[Collected data entries]
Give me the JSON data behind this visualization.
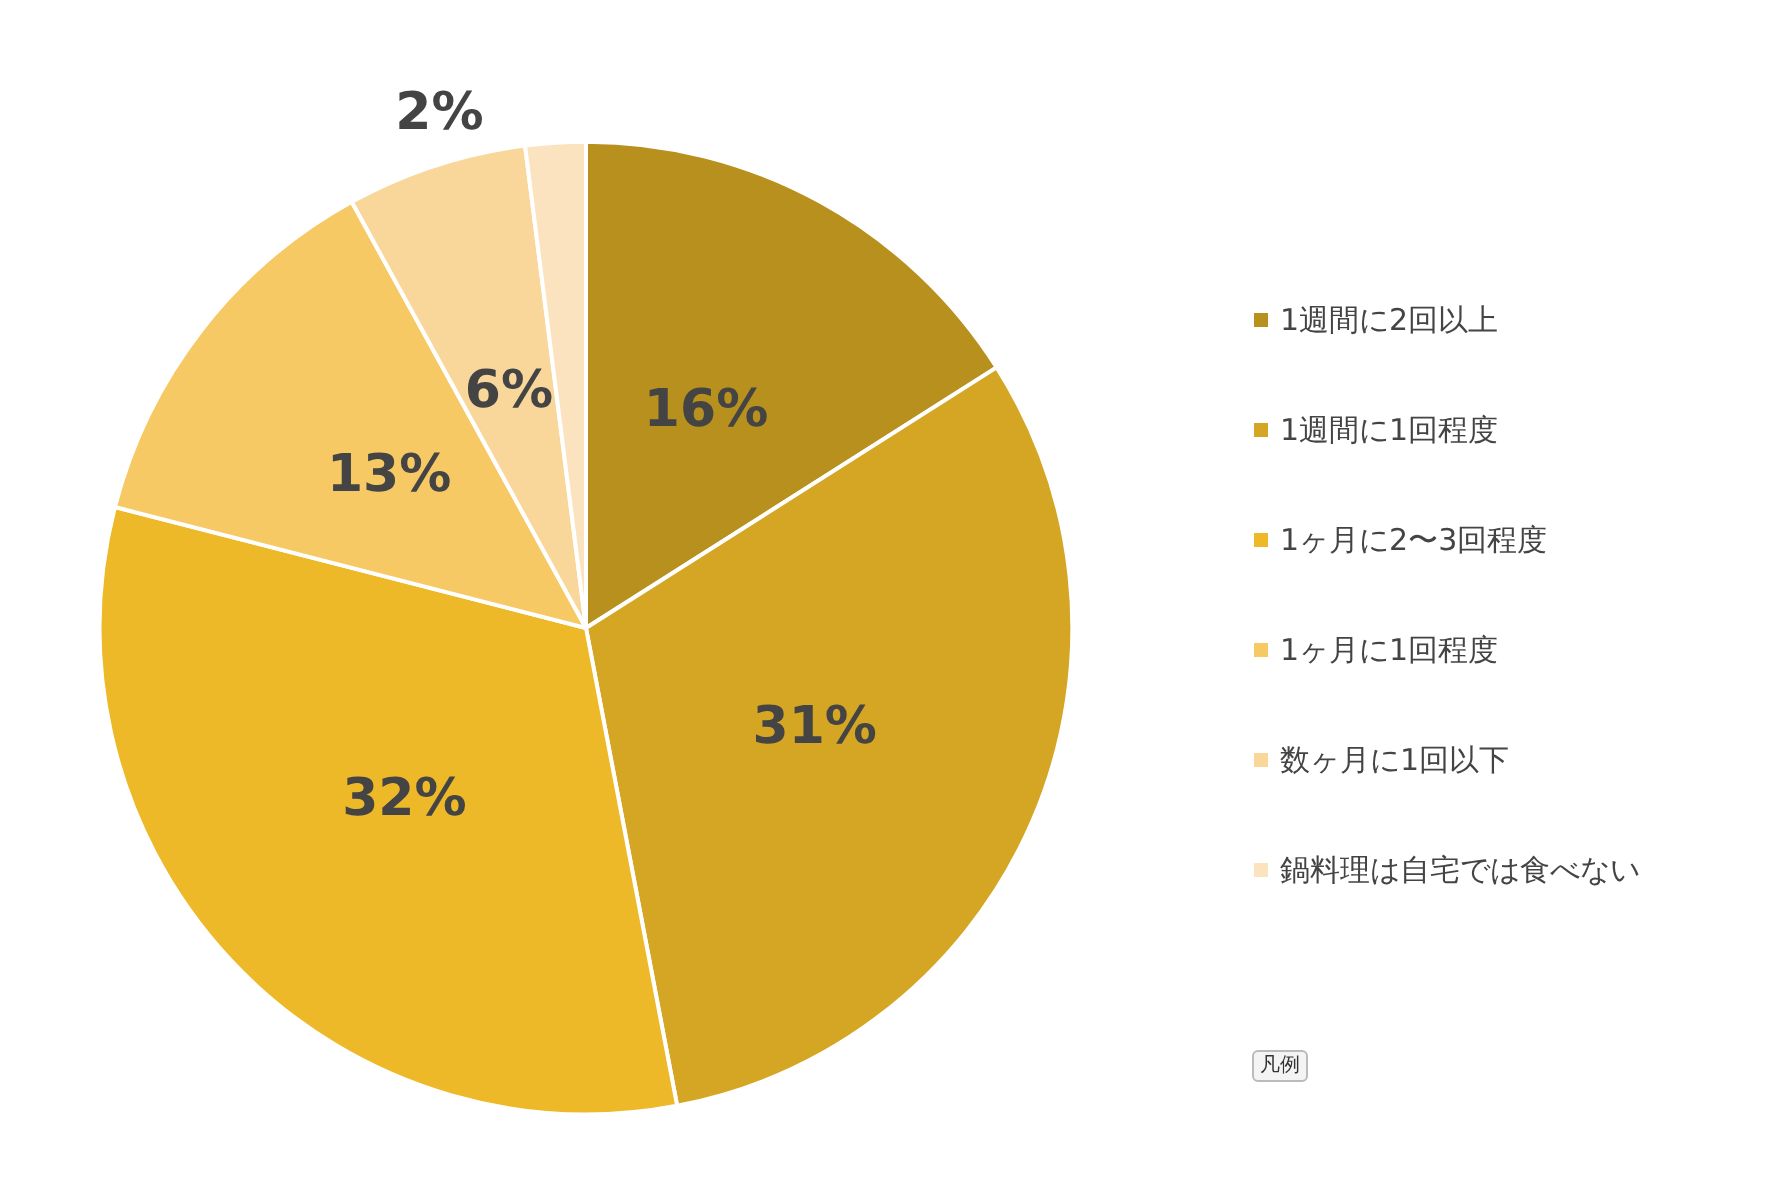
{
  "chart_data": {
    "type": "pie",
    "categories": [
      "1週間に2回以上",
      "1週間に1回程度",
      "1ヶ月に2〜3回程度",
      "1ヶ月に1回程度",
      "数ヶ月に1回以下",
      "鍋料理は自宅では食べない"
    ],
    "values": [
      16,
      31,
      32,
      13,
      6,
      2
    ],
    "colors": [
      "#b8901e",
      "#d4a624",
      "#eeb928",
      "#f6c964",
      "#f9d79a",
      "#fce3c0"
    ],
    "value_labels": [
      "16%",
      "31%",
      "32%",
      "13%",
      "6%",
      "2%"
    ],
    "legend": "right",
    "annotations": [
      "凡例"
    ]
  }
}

| Exercise description |
Using the data above, print every line exactly, omitting pictures.

| The reply |
Give me the JSON data behind this visualization.
{
  "chart_data": {
    "type": "pie",
    "categories": [
      "1週間に2回以上",
      "1週間に1回程度",
      "1ヶ月に2〜3回程度",
      "1ヶ月に1回程度",
      "数ヶ月に1回以下",
      "鍋料理は自宅では食べない"
    ],
    "values": [
      16,
      31,
      32,
      13,
      6,
      2
    ],
    "colors": [
      "#b8901e",
      "#d4a624",
      "#eeb928",
      "#f6c964",
      "#f9d79a",
      "#fce3c0"
    ],
    "value_labels": [
      "16%",
      "31%",
      "32%",
      "13%",
      "6%",
      "2%"
    ],
    "legend": "right",
    "annotations": [
      "凡例"
    ]
  }
}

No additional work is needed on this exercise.